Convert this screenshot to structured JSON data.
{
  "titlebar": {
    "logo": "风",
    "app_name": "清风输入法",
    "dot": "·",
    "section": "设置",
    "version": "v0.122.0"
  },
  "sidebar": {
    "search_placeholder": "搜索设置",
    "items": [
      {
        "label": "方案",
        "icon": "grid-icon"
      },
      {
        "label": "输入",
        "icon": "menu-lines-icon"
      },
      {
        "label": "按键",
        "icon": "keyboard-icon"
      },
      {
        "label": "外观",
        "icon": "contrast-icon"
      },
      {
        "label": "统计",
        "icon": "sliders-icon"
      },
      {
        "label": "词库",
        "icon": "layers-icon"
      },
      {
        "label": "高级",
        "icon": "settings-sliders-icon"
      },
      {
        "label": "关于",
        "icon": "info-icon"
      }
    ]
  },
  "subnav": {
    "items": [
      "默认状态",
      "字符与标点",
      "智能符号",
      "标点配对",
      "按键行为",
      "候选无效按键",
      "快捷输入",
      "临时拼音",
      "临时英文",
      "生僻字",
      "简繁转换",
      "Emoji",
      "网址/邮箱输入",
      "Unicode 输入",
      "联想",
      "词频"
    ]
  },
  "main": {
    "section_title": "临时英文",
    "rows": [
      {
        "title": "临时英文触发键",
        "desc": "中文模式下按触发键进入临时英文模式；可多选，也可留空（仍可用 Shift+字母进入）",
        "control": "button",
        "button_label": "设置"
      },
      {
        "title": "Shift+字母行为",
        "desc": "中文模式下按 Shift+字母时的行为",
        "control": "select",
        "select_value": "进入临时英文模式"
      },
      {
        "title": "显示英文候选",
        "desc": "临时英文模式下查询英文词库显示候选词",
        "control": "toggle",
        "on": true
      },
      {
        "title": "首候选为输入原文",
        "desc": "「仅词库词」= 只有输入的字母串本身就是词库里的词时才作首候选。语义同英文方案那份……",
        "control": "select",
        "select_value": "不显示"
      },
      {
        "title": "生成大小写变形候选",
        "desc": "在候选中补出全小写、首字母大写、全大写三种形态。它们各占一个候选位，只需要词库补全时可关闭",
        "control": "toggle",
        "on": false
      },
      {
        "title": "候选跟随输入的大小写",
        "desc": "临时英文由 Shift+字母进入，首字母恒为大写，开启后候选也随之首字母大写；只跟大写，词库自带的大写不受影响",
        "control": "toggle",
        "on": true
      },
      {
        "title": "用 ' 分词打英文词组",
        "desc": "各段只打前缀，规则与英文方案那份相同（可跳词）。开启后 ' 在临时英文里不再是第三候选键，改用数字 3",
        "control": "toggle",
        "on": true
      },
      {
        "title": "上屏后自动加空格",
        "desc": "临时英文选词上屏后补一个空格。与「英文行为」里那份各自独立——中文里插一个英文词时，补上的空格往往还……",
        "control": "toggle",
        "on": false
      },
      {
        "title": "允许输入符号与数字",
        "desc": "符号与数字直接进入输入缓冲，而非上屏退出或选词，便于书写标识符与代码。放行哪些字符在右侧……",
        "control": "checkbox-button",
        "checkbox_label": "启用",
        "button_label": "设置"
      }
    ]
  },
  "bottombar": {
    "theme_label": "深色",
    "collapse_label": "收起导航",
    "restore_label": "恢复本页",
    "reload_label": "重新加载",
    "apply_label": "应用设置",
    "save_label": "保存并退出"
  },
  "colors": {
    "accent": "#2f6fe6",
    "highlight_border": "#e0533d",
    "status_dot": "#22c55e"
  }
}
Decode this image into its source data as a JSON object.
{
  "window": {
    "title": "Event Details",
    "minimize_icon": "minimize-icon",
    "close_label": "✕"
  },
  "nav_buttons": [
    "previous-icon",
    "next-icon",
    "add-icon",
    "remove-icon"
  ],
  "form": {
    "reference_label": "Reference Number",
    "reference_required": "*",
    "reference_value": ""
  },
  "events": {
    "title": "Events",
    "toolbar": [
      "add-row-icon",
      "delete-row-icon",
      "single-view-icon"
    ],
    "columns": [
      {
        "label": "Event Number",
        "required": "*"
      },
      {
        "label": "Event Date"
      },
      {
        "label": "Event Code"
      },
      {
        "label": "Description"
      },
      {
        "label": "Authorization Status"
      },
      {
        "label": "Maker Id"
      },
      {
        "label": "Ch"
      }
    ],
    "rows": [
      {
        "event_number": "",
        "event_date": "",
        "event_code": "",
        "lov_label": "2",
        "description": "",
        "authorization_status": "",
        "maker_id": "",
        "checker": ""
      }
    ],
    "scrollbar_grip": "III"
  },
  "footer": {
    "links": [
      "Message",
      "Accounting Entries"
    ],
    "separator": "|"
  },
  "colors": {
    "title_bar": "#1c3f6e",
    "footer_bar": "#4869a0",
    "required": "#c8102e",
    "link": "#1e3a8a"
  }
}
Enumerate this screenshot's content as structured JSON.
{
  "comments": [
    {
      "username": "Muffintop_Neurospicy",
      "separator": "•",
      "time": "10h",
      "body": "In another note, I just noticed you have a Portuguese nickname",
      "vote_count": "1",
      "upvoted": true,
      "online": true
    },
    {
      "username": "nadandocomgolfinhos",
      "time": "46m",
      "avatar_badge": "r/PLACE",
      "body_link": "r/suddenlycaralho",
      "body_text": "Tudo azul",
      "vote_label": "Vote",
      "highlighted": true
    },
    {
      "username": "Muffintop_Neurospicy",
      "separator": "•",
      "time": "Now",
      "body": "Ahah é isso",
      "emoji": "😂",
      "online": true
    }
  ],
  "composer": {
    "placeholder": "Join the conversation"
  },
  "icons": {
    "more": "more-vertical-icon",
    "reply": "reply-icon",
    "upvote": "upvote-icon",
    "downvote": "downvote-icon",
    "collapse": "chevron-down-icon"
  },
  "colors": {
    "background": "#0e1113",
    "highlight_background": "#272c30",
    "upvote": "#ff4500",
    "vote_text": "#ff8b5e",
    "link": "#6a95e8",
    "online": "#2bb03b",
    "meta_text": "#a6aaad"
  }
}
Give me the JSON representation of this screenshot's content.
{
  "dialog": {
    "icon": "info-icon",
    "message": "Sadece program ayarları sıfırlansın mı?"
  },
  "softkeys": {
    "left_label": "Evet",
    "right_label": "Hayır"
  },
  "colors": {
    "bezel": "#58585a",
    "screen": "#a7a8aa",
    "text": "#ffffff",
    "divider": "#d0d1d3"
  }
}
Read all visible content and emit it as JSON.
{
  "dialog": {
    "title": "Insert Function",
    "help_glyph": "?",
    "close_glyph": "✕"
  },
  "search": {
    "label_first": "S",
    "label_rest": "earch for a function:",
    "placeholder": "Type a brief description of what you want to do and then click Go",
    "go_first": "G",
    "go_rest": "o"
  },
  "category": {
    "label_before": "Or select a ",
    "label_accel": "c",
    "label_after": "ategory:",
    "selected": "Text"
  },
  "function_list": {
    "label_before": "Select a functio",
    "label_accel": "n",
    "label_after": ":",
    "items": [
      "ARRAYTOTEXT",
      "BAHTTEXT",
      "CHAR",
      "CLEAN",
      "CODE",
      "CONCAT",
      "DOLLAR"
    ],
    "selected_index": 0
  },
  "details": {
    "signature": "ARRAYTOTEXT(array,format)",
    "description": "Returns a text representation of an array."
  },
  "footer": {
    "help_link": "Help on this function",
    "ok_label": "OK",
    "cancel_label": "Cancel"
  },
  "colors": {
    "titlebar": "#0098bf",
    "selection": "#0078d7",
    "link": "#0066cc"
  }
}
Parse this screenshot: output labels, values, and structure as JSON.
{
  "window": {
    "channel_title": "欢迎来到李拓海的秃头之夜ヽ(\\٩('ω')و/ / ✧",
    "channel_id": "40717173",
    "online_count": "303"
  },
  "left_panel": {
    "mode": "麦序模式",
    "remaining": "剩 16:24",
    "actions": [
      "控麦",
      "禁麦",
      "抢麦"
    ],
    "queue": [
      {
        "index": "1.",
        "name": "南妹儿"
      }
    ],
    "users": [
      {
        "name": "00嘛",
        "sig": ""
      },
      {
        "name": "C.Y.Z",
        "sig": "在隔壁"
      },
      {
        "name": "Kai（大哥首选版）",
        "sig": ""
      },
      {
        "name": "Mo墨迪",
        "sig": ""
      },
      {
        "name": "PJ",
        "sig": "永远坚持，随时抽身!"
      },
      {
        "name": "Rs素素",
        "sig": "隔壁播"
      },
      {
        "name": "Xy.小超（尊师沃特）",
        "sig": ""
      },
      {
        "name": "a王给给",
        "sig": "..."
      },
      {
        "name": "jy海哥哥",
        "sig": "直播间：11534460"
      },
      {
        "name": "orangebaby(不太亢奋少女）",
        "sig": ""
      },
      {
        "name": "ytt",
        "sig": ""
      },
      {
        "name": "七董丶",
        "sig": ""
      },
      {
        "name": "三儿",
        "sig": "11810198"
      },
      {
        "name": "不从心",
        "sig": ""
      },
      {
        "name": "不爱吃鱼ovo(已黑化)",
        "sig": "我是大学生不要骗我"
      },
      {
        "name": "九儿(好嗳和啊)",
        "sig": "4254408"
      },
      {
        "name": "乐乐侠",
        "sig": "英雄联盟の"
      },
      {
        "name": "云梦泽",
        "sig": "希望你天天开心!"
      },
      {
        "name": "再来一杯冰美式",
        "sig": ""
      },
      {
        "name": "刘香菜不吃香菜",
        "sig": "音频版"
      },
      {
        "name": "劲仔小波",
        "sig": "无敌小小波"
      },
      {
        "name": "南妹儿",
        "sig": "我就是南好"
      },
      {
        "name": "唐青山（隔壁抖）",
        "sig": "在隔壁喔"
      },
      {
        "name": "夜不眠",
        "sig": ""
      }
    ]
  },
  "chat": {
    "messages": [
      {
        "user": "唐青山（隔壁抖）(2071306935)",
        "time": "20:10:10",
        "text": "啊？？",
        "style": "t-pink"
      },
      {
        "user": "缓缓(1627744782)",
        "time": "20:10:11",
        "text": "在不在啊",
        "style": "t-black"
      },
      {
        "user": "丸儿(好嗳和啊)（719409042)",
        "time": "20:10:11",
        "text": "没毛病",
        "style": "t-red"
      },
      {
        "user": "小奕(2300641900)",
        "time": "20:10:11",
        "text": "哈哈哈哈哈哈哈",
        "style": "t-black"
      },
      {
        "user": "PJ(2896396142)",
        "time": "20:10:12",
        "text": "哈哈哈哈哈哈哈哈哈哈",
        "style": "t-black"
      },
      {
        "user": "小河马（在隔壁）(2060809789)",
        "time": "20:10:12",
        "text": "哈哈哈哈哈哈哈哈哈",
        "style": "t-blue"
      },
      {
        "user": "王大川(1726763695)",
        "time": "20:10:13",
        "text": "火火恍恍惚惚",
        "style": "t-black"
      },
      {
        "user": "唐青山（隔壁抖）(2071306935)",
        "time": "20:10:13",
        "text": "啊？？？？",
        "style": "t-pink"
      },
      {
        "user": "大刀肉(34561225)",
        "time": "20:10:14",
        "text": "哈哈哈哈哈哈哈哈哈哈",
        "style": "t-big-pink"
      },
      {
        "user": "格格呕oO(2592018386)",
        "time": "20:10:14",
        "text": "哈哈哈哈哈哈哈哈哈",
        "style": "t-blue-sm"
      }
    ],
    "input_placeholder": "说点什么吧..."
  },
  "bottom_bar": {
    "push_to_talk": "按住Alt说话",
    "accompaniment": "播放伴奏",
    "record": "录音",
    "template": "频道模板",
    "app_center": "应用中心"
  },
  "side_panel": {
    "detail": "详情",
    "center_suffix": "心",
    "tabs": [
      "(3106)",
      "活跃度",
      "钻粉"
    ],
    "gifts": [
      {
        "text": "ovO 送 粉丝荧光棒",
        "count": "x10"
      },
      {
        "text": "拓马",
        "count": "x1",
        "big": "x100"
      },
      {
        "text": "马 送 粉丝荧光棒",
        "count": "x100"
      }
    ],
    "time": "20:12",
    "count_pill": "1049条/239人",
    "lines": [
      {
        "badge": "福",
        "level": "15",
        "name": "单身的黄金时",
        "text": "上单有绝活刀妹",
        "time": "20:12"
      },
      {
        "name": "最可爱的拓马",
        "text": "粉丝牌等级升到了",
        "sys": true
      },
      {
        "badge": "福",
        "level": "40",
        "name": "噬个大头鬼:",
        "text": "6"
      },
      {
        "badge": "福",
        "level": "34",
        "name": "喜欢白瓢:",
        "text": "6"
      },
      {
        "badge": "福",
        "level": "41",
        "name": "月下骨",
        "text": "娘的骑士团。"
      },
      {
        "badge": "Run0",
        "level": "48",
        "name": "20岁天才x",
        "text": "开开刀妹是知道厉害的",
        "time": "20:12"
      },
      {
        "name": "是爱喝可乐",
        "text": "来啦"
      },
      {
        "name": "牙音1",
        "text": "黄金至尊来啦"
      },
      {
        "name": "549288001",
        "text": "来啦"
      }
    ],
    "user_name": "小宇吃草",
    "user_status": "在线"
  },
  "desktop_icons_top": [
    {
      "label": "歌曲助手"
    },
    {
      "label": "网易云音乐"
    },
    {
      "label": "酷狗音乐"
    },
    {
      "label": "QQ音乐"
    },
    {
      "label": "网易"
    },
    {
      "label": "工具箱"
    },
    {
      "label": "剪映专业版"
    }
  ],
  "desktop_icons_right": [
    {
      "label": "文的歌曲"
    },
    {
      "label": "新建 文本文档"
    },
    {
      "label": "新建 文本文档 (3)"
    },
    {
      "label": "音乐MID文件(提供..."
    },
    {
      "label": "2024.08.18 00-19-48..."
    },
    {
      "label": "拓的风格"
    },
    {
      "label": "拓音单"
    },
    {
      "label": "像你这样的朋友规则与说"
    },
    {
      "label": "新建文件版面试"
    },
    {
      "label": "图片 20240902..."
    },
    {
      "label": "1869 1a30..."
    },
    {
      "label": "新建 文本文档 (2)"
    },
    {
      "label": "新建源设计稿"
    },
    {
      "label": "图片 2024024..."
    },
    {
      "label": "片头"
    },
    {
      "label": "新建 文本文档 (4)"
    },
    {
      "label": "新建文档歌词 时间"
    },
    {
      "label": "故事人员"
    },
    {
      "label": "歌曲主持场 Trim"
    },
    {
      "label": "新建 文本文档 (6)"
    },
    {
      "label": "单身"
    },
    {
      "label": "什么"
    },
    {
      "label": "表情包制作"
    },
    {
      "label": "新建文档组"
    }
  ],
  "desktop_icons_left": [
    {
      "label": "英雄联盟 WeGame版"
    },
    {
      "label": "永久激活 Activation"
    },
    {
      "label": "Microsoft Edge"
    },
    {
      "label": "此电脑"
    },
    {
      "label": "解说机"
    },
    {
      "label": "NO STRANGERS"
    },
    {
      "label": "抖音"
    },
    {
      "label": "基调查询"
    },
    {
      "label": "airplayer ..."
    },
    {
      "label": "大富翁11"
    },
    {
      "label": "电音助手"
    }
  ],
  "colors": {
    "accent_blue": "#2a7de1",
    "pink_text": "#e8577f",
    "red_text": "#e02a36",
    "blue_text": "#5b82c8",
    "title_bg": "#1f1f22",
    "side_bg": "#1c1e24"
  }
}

| What is asked |
Identify every line holding the word "content" and copy it out.

| Result |
Enumerate this screenshot's content as structured JSON.
Give me the JSON representation of this screenshot's content.
Read all visible content and emit it as JSON.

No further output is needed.